>> BEGIN Stored data

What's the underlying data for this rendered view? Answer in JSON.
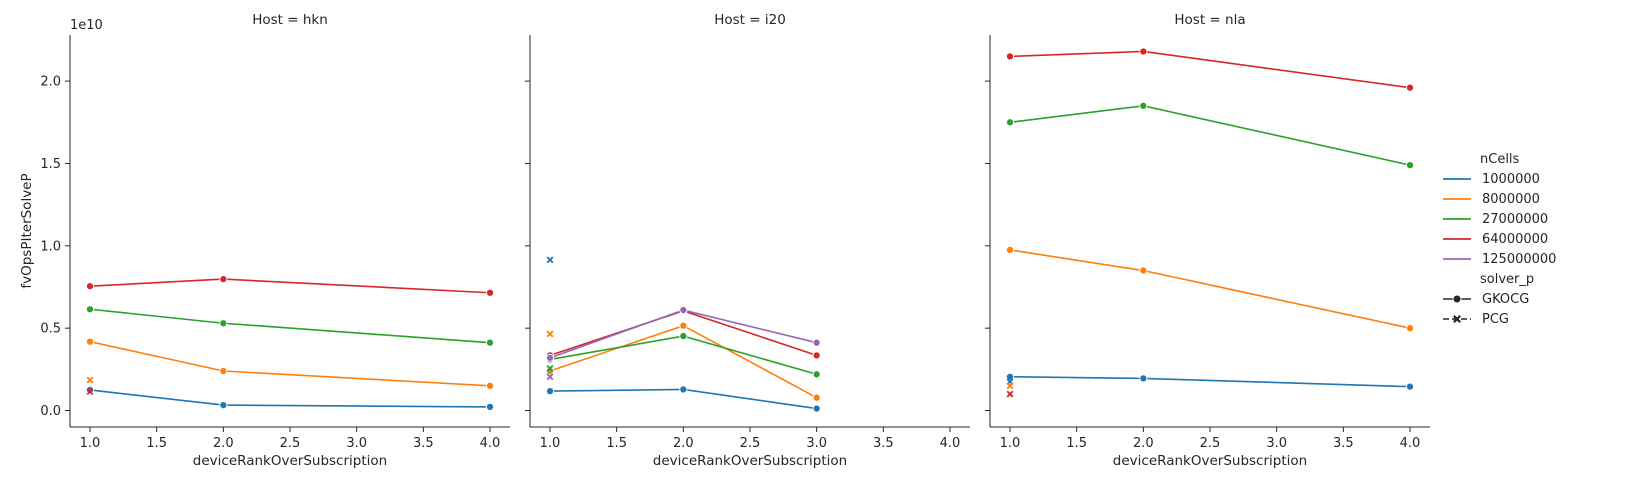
{
  "chart_data": {
    "type": "line",
    "layout": "facet-grid",
    "facet_label_prefix": "Host = ",
    "xlabel": "deviceRankOverSubscription",
    "ylabel": "fvOpsPIterSolveP",
    "y_offset_label": "1e10",
    "xlim": [
      0.85,
      4.15
    ],
    "ylim": [
      -1000000000.0,
      22800000000.0
    ],
    "xticks": [
      1.0,
      1.5,
      2.0,
      2.5,
      3.0,
      3.5,
      4.0
    ],
    "yticks": [
      0.0,
      5000000000.0,
      10000000000.0,
      15000000000.0,
      20000000000.0
    ],
    "ytick_labels": [
      "0.0",
      "0.5",
      "1.0",
      "1.5",
      "2.0"
    ],
    "xtick_labels": [
      "1.0",
      "1.5",
      "2.0",
      "2.5",
      "3.0",
      "3.5",
      "4.0"
    ],
    "hue_title": "nCells",
    "style_title": "solver_p",
    "hue_levels": [
      {
        "name": "1000000",
        "color": "#1f77b4"
      },
      {
        "name": "8000000",
        "color": "#ff7f0e"
      },
      {
        "name": "27000000",
        "color": "#2ca02c"
      },
      {
        "name": "64000000",
        "color": "#d62728"
      },
      {
        "name": "125000000",
        "color": "#9467bd"
      }
    ],
    "style_levels": [
      {
        "name": "GKOCG",
        "marker": "circle",
        "line": "solid"
      },
      {
        "name": "PCG",
        "marker": "x",
        "line": "dashed"
      }
    ],
    "panels": [
      {
        "host": "hkn",
        "series": [
          {
            "nCells": "1000000",
            "solver": "GKOCG",
            "x": [
              1,
              2,
              4
            ],
            "y": [
              1250000000.0,
              330000000.0,
              220000000.0
            ]
          },
          {
            "nCells": "8000000",
            "solver": "GKOCG",
            "x": [
              1,
              2,
              4
            ],
            "y": [
              4180000000.0,
              2400000000.0,
              1500000000.0
            ]
          },
          {
            "nCells": "27000000",
            "solver": "GKOCG",
            "x": [
              1,
              2,
              4
            ],
            "y": [
              6150000000.0,
              5300000000.0,
              4120000000.0
            ]
          },
          {
            "nCells": "64000000",
            "solver": "GKOCG",
            "x": [
              1,
              2,
              4
            ],
            "y": [
              7550000000.0,
              7980000000.0,
              7150000000.0
            ]
          },
          {
            "nCells": "8000000",
            "solver": "PCG",
            "x": [
              1
            ],
            "y": [
              1850000000.0
            ]
          },
          {
            "nCells": "64000000",
            "solver": "PCG",
            "x": [
              1
            ],
            "y": [
              1150000000.0
            ]
          }
        ]
      },
      {
        "host": "i20",
        "series": [
          {
            "nCells": "1000000",
            "solver": "GKOCG",
            "x": [
              1,
              2,
              3
            ],
            "y": [
              1180000000.0,
              1280000000.0,
              120000000.0
            ]
          },
          {
            "nCells": "8000000",
            "solver": "GKOCG",
            "x": [
              1,
              2,
              3
            ],
            "y": [
              2400000000.0,
              5150000000.0,
              780000000.0
            ]
          },
          {
            "nCells": "27000000",
            "solver": "GKOCG",
            "x": [
              1,
              2,
              3
            ],
            "y": [
              3100000000.0,
              4520000000.0,
              2200000000.0
            ]
          },
          {
            "nCells": "64000000",
            "solver": "GKOCG",
            "x": [
              1,
              2,
              3
            ],
            "y": [
              3350000000.0,
              6050000000.0,
              3350000000.0
            ]
          },
          {
            "nCells": "125000000",
            "solver": "GKOCG",
            "x": [
              1,
              2,
              3
            ],
            "y": [
              3200000000.0,
              6100000000.0,
              4120000000.0
            ]
          },
          {
            "nCells": "1000000",
            "solver": "PCG",
            "x": [
              1
            ],
            "y": [
              9150000000.0
            ]
          },
          {
            "nCells": "8000000",
            "solver": "PCG",
            "x": [
              1
            ],
            "y": [
              4650000000.0
            ]
          },
          {
            "nCells": "27000000",
            "solver": "PCG",
            "x": [
              1
            ],
            "y": [
              2550000000.0
            ]
          },
          {
            "nCells": "125000000",
            "solver": "PCG",
            "x": [
              1
            ],
            "y": [
              2050000000.0
            ]
          }
        ]
      },
      {
        "host": "nla",
        "series": [
          {
            "nCells": "1000000",
            "solver": "GKOCG",
            "x": [
              1,
              2,
              4
            ],
            "y": [
              2050000000.0,
              1950000000.0,
              1450000000.0
            ]
          },
          {
            "nCells": "8000000",
            "solver": "GKOCG",
            "x": [
              1,
              2,
              4
            ],
            "y": [
              9750000000.0,
              8500000000.0,
              5000000000.0
            ]
          },
          {
            "nCells": "27000000",
            "solver": "GKOCG",
            "x": [
              1,
              2,
              4
            ],
            "y": [
              17500000000.0,
              18500000000.0,
              14900000000.0
            ]
          },
          {
            "nCells": "64000000",
            "solver": "GKOCG",
            "x": [
              1,
              2,
              4
            ],
            "y": [
              21500000000.0,
              21800000000.0,
              19600000000.0
            ]
          },
          {
            "nCells": "1000000",
            "solver": "PCG",
            "x": [
              1
            ],
            "y": [
              1750000000.0
            ]
          },
          {
            "nCells": "8000000",
            "solver": "PCG",
            "x": [
              1
            ],
            "y": [
              1500000000.0
            ]
          },
          {
            "nCells": "64000000",
            "solver": "PCG",
            "x": [
              1
            ],
            "y": [
              1000000000.0
            ]
          }
        ]
      }
    ]
  }
}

>> END Stored data

- _What is being asked_: Please set down each line of the data above exactly as written, without the pictures.

- _Written solution_:
What's the underlying data for this rendered view? Answer in JSON.
{
  "chart_data": {
    "type": "line",
    "layout": "facet-grid",
    "facet_label_prefix": "Host = ",
    "xlabel": "deviceRankOverSubscription",
    "ylabel": "fvOpsPIterSolveP",
    "y_offset_label": "1e10",
    "xlim": [
      0.85,
      4.15
    ],
    "ylim": [
      -1000000000.0,
      22800000000.0
    ],
    "xticks": [
      1.0,
      1.5,
      2.0,
      2.5,
      3.0,
      3.5,
      4.0
    ],
    "yticks": [
      0.0,
      5000000000.0,
      10000000000.0,
      15000000000.0,
      20000000000.0
    ],
    "ytick_labels": [
      "0.0",
      "0.5",
      "1.0",
      "1.5",
      "2.0"
    ],
    "xtick_labels": [
      "1.0",
      "1.5",
      "2.0",
      "2.5",
      "3.0",
      "3.5",
      "4.0"
    ],
    "hue_title": "nCells",
    "style_title": "solver_p",
    "hue_levels": [
      {
        "name": "1000000",
        "color": "#1f77b4"
      },
      {
        "name": "8000000",
        "color": "#ff7f0e"
      },
      {
        "name": "27000000",
        "color": "#2ca02c"
      },
      {
        "name": "64000000",
        "color": "#d62728"
      },
      {
        "name": "125000000",
        "color": "#9467bd"
      }
    ],
    "style_levels": [
      {
        "name": "GKOCG",
        "marker": "circle",
        "line": "solid"
      },
      {
        "name": "PCG",
        "marker": "x",
        "line": "dashed"
      }
    ],
    "panels": [
      {
        "host": "hkn",
        "series": [
          {
            "nCells": "1000000",
            "solver": "GKOCG",
            "x": [
              1,
              2,
              4
            ],
            "y": [
              1250000000.0,
              330000000.0,
              220000000.0
            ]
          },
          {
            "nCells": "8000000",
            "solver": "GKOCG",
            "x": [
              1,
              2,
              4
            ],
            "y": [
              4180000000.0,
              2400000000.0,
              1500000000.0
            ]
          },
          {
            "nCells": "27000000",
            "solver": "GKOCG",
            "x": [
              1,
              2,
              4
            ],
            "y": [
              6150000000.0,
              5300000000.0,
              4120000000.0
            ]
          },
          {
            "nCells": "64000000",
            "solver": "GKOCG",
            "x": [
              1,
              2,
              4
            ],
            "y": [
              7550000000.0,
              7980000000.0,
              7150000000.0
            ]
          },
          {
            "nCells": "8000000",
            "solver": "PCG",
            "x": [
              1
            ],
            "y": [
              1850000000.0
            ]
          },
          {
            "nCells": "64000000",
            "solver": "PCG",
            "x": [
              1
            ],
            "y": [
              1150000000.0
            ]
          }
        ]
      },
      {
        "host": "i20",
        "series": [
          {
            "nCells": "1000000",
            "solver": "GKOCG",
            "x": [
              1,
              2,
              3
            ],
            "y": [
              1180000000.0,
              1280000000.0,
              120000000.0
            ]
          },
          {
            "nCells": "8000000",
            "solver": "GKOCG",
            "x": [
              1,
              2,
              3
            ],
            "y": [
              2400000000.0,
              5150000000.0,
              780000000.0
            ]
          },
          {
            "nCells": "27000000",
            "solver": "GKOCG",
            "x": [
              1,
              2,
              3
            ],
            "y": [
              3100000000.0,
              4520000000.0,
              2200000000.0
            ]
          },
          {
            "nCells": "64000000",
            "solver": "GKOCG",
            "x": [
              1,
              2,
              3
            ],
            "y": [
              3350000000.0,
              6050000000.0,
              3350000000.0
            ]
          },
          {
            "nCells": "125000000",
            "solver": "GKOCG",
            "x": [
              1,
              2,
              3
            ],
            "y": [
              3200000000.0,
              6100000000.0,
              4120000000.0
            ]
          },
          {
            "nCells": "1000000",
            "solver": "PCG",
            "x": [
              1
            ],
            "y": [
              9150000000.0
            ]
          },
          {
            "nCells": "8000000",
            "solver": "PCG",
            "x": [
              1
            ],
            "y": [
              4650000000.0
            ]
          },
          {
            "nCells": "27000000",
            "solver": "PCG",
            "x": [
              1
            ],
            "y": [
              2550000000.0
            ]
          },
          {
            "nCells": "125000000",
            "solver": "PCG",
            "x": [
              1
            ],
            "y": [
              2050000000.0
            ]
          }
        ]
      },
      {
        "host": "nla",
        "series": [
          {
            "nCells": "1000000",
            "solver": "GKOCG",
            "x": [
              1,
              2,
              4
            ],
            "y": [
              2050000000.0,
              1950000000.0,
              1450000000.0
            ]
          },
          {
            "nCells": "8000000",
            "solver": "GKOCG",
            "x": [
              1,
              2,
              4
            ],
            "y": [
              9750000000.0,
              8500000000.0,
              5000000000.0
            ]
          },
          {
            "nCells": "27000000",
            "solver": "GKOCG",
            "x": [
              1,
              2,
              4
            ],
            "y": [
              17500000000.0,
              18500000000.0,
              14900000000.0
            ]
          },
          {
            "nCells": "64000000",
            "solver": "GKOCG",
            "x": [
              1,
              2,
              4
            ],
            "y": [
              21500000000.0,
              21800000000.0,
              19600000000.0
            ]
          },
          {
            "nCells": "1000000",
            "solver": "PCG",
            "x": [
              1
            ],
            "y": [
              1750000000.0
            ]
          },
          {
            "nCells": "8000000",
            "solver": "PCG",
            "x": [
              1
            ],
            "y": [
              1500000000.0
            ]
          },
          {
            "nCells": "64000000",
            "solver": "PCG",
            "x": [
              1
            ],
            "y": [
              1000000000.0
            ]
          }
        ]
      }
    ]
  }
}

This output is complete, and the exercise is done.